* _Exercise brief_: Each line of the data that includes the string "Alternative" is to be copied out.
------ Records supplied
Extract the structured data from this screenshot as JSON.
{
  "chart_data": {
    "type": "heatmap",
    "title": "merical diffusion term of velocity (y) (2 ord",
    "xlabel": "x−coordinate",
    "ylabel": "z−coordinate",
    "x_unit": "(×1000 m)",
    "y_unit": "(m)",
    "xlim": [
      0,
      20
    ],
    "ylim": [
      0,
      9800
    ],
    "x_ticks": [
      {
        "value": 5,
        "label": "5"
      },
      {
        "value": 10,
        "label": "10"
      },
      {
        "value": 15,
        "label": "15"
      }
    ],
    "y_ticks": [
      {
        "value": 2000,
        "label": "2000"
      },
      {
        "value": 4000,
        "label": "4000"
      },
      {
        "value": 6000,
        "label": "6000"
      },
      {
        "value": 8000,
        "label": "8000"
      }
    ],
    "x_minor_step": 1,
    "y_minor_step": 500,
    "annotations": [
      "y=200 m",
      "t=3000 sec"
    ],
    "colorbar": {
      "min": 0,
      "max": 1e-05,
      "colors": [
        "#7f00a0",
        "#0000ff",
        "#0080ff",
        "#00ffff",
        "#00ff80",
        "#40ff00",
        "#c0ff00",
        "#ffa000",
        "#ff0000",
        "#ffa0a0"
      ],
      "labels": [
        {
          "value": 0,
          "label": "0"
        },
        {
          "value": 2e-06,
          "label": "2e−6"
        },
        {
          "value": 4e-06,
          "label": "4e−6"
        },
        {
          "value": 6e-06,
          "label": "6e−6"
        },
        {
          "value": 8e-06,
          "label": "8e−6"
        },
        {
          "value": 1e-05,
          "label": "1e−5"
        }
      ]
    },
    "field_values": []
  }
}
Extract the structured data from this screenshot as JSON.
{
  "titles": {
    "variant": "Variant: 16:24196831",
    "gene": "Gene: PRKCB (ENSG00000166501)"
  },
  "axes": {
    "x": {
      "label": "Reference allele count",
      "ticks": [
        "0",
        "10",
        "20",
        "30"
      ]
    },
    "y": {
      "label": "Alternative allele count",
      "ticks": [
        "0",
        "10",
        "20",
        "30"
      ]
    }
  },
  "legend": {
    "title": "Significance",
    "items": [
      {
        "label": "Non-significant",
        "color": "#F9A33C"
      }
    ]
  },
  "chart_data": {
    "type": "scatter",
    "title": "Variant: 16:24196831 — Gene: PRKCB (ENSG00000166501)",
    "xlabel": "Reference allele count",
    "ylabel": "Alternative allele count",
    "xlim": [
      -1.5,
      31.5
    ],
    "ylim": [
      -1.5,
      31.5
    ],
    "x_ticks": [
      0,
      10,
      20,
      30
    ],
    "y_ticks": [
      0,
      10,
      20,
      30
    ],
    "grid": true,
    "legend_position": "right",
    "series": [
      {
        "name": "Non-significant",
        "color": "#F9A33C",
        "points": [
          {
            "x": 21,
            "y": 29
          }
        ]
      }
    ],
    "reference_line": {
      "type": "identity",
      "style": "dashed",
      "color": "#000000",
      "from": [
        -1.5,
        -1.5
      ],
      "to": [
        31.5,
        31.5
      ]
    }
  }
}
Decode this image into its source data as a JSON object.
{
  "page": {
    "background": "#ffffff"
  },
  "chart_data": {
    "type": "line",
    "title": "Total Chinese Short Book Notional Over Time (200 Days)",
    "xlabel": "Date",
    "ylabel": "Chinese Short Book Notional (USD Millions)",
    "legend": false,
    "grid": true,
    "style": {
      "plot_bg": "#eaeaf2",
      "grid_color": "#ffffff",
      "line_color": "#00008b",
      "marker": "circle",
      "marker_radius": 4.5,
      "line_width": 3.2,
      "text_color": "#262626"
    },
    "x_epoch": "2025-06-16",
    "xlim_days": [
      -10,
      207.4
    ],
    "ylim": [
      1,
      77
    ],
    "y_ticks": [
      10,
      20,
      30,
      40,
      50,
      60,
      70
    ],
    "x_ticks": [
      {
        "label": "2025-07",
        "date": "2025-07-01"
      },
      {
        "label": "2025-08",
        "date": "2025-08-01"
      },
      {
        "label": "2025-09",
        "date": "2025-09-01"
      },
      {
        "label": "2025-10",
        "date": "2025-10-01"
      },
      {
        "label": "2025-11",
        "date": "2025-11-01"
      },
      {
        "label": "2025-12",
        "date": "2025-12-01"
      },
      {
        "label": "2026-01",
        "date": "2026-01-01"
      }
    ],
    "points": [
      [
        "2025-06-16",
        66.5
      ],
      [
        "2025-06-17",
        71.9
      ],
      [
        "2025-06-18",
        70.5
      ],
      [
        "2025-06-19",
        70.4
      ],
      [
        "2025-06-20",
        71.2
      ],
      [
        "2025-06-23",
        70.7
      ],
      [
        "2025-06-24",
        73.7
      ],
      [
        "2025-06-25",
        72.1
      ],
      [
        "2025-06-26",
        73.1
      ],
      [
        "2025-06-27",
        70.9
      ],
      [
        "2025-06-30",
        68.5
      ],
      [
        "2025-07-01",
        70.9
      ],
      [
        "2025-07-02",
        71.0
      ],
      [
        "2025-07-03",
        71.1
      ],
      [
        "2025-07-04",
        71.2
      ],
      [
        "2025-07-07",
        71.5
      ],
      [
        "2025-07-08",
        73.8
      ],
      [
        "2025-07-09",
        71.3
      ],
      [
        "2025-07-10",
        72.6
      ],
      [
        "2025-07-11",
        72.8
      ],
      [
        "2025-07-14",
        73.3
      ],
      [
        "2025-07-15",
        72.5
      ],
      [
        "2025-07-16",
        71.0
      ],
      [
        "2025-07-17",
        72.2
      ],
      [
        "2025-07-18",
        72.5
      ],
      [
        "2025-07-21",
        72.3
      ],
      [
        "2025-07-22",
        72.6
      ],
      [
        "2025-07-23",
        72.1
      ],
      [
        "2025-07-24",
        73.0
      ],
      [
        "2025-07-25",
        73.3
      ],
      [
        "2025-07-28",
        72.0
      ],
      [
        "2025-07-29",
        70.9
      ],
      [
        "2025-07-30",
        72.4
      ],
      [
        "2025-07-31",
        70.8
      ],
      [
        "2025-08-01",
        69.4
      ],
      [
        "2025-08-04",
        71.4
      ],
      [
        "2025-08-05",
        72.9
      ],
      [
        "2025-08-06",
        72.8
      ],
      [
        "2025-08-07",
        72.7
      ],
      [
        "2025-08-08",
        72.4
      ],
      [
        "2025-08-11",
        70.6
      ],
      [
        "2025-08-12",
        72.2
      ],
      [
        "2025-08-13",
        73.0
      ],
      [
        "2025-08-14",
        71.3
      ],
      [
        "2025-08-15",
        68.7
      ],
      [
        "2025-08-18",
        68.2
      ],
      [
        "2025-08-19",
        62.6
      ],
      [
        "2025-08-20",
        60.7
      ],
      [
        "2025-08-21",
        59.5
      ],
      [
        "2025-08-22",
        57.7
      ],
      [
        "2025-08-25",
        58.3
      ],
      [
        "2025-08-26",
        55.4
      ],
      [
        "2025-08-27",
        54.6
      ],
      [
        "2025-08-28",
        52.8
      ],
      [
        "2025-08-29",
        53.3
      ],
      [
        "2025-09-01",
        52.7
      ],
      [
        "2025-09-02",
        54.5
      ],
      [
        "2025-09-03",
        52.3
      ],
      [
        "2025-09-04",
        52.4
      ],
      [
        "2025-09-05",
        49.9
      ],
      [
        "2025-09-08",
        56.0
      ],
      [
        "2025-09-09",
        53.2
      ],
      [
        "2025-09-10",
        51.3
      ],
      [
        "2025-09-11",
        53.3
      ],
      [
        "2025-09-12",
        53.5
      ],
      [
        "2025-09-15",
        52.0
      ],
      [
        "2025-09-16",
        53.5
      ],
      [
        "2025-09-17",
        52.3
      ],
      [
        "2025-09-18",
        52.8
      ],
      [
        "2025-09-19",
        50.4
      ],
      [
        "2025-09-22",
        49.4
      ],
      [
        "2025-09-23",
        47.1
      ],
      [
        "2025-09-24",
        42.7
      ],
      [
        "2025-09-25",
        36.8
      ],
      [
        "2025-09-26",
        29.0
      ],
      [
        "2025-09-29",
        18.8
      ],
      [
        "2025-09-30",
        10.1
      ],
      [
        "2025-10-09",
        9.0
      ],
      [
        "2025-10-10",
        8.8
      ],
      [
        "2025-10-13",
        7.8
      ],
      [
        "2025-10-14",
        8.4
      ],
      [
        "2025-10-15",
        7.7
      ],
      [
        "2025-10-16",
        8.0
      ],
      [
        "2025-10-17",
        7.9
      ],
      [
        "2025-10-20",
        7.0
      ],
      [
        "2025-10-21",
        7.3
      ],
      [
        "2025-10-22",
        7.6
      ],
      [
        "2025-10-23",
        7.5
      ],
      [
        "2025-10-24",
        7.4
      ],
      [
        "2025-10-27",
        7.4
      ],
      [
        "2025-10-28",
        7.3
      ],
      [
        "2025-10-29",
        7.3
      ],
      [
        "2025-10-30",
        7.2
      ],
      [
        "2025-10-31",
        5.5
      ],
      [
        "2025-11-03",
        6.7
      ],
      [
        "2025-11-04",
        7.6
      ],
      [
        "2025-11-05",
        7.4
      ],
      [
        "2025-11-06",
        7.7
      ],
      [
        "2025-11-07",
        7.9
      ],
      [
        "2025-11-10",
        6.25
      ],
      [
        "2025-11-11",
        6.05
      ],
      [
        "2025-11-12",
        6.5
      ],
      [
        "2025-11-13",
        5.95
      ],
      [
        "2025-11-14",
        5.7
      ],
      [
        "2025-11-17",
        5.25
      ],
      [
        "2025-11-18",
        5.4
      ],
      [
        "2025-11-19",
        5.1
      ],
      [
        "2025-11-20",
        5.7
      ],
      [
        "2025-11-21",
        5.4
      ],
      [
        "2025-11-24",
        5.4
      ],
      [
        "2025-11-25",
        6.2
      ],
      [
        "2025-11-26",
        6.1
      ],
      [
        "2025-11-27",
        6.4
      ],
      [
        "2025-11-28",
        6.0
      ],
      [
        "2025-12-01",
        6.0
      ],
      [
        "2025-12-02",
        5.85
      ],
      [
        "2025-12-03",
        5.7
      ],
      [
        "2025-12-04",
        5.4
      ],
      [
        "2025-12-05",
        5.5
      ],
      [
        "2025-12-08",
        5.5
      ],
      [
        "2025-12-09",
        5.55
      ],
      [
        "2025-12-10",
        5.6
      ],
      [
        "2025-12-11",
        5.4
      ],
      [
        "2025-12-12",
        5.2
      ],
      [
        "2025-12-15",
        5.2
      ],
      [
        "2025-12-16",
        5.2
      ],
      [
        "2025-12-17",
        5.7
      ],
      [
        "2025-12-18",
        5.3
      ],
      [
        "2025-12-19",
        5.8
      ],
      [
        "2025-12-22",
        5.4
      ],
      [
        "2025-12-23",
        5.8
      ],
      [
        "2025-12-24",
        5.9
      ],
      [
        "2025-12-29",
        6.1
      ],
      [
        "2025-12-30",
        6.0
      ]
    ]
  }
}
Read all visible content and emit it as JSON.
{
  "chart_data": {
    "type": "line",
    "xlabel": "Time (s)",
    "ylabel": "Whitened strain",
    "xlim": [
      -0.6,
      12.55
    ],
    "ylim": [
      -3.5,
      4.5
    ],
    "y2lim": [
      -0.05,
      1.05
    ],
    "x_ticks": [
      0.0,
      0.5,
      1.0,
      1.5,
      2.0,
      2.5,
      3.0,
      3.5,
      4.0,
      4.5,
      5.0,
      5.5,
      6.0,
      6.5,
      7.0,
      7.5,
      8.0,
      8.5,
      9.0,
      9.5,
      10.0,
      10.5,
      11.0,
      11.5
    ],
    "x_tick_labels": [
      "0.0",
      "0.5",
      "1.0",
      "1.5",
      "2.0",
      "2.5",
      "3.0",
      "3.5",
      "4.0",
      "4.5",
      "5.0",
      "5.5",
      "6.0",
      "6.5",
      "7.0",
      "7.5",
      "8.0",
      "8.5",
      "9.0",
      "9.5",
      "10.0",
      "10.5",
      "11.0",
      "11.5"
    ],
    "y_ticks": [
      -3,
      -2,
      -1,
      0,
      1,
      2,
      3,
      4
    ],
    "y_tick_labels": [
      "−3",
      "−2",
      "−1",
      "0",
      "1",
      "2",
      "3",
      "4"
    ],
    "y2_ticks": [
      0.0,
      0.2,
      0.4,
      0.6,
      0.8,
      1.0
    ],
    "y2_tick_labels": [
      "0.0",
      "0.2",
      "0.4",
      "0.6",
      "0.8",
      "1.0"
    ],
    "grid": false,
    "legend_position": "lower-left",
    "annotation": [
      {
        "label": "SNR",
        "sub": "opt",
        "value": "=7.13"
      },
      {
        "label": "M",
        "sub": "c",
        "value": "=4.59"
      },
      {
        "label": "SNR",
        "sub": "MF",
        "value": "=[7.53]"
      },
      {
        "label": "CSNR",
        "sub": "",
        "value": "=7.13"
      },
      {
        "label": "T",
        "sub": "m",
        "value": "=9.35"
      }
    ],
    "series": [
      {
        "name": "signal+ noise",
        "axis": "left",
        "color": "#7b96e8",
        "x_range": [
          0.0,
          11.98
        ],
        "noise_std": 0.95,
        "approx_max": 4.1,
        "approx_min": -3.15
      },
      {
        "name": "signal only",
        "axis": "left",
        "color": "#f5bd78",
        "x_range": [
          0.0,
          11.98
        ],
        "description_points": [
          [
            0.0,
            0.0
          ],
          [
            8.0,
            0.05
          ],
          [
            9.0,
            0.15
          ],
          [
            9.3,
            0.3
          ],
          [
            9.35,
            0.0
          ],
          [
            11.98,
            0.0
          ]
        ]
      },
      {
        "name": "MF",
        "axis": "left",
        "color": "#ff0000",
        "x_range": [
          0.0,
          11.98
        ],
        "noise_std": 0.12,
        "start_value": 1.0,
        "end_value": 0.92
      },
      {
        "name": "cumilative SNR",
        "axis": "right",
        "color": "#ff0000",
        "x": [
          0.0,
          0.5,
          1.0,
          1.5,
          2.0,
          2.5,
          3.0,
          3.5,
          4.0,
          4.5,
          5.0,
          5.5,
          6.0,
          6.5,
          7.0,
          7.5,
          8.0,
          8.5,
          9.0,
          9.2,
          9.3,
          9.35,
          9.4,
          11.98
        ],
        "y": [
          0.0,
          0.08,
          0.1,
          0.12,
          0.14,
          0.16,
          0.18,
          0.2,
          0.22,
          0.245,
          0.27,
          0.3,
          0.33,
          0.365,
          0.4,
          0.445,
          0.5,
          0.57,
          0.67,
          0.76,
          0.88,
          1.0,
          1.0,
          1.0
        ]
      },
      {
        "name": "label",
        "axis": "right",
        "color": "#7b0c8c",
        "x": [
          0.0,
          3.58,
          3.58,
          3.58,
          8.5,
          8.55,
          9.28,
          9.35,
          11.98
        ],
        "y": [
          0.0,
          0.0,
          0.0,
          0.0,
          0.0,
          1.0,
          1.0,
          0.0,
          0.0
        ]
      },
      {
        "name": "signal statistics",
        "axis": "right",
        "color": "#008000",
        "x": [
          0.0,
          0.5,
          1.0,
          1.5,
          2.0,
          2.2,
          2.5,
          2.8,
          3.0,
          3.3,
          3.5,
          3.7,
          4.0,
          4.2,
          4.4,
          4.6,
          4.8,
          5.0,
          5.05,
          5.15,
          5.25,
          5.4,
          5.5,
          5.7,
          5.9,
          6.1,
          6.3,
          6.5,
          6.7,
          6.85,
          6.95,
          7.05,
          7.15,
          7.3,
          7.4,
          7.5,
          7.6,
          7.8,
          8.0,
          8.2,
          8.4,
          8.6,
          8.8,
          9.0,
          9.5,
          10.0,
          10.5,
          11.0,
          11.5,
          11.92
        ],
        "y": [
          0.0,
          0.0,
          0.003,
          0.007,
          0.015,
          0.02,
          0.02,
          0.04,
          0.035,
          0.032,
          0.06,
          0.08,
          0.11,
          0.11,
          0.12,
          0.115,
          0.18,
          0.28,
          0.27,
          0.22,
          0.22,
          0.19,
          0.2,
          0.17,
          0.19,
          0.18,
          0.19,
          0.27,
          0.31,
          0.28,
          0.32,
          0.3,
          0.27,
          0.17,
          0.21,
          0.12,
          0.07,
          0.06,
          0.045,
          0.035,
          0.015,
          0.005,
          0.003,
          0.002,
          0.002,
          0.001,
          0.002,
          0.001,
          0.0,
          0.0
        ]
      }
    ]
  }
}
------------
* _Full response_:
      "label": "Alternative allele count",
    "ylabel": "Alternative allele count",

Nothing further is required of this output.